### RAW RECORDS
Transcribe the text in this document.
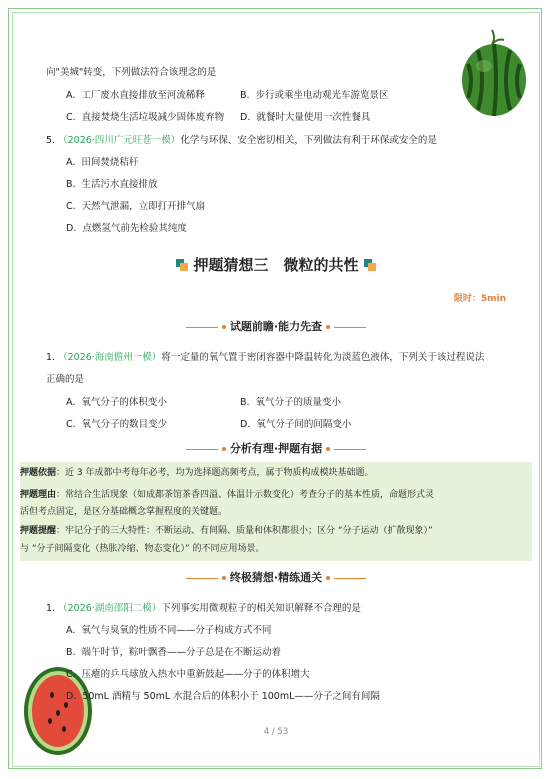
向"美城"转变，下列做法符合该理念的是
A. 工厂废水直接排放至河流稀释	B. 步行或乘坐电动观光车游览景区
C. 直接焚烧生活垃圾减少固体废弃物 D. 就餐时大量使用一次性餐具
5. （2026·四川广元旺苍一模）化学与环保、安全密切相关，下列做法有利于环保或安全的是
A. 田间焚烧秸秆
B. 生活污水直接排放
C. 天然气泄漏，立即打开排气扇
D. 点燃氢气前先检验其纯度
押题猜想三　微粒的共性
限时：5min
试题前瞻·能力先查
1. （2026·海南儋州一模）将一定量的氧气置于密闭容器中降温转化为淡蓝色液体，下列关于该过程说法
正确的是
A. 氧气分子的体积变小	B. 氧气分子的质量变小
C. 氧气分子的数目变少	D. 氧气分子间的间隔变小
分析有理·押题有据
押题依据：近 3 年成都中考每年必考，均为选择题高频考点，属于物质构成模块基础题。
押题理由：常结合生活现象（如成都茶馆茶香四溢、体温计示数变化）考查分子的基本性质，命题形式灵
活但考点固定，是区分基础概念掌握程度的关键题。
押题提醒：牢记分子的三大特性：不断运动、有间隔、质量和体积都很小；区分 “分子运动（扩散现象）”
与 “分子间隔变化（热胀冷缩、物态变化）” 的不同应用场景。
终极猜想·精练通关
1. （2026·湖南邵阳二模）下列事实用微观粒子的相关知识解释不合理的是
A. 氧气与臭氧的性质不同——分子构成方式不同
B. 端午时节，粽叶飘香——分子总是在不断运动着
C. 压瘪的乒乓球放入热水中重新鼓起——分子的体积增大
D. 50mL 酒精与 50mL 水混合后的体积小于 100mL——分子之间有间隔
4 / 53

### SET TASK
The data above should be repeated exactly, minus any pictures.

### FULL RESPONSE
Transcribe the text in this document.
向"美城"转变，下列做法符合该理念的是
A. 工厂废水直接排放至河流稀释	B. 步行或乘坐电动观光车游览景区
C. 直接焚烧生活垃圾减少固体废弃物 D. 就餐时大量使用一次性餐具
5. （2026·四川广元旺苍一模）化学与环保、安全密切相关，下列做法有利于环保或安全的是
A. 田间焚烧秸秆
B. 生活污水直接排放
C. 天然气泄漏，立即打开排气扇
D. 点燃氢气前先检验其纯度
押题猜想三　微粒的共性
限时：5min
试题前瞻·能力先查
1. （2026·海南儋州一模）将一定量的氧气置于密闭容器中降温转化为淡蓝色液体，下列关于该过程说法
正确的是
A. 氧气分子的体积变小	B. 氧气分子的质量变小
C. 氧气分子的数目变少	D. 氧气分子间的间隔变小
分析有理·押题有据
押题依据：近 3 年成都中考每年必考，均为选择题高频考点，属于物质构成模块基础题。
押题理由：常结合生活现象（如成都茶馆茶香四溢、体温计示数变化）考查分子的基本性质，命题形式灵
活但考点固定，是区分基础概念掌握程度的关键题。
押题提醒：牢记分子的三大特性：不断运动、有间隔、质量和体积都很小；区分 “分子运动（扩散现象）”
与 “分子间隔变化（热胀冷缩、物态变化）” 的不同应用场景。
终极猜想·精练通关
1. （2026·湖南邵阳二模）下列事实用微观粒子的相关知识解释不合理的是
A. 氧气与臭氧的性质不同——分子构成方式不同
B. 端午时节，粽叶飘香——分子总是在不断运动着
C. 压瘪的乒乓球放入热水中重新鼓起——分子的体积增大
D. 50mL 酒精与 50mL 水混合后的体积小于 100mL——分子之间有间隔
4 / 53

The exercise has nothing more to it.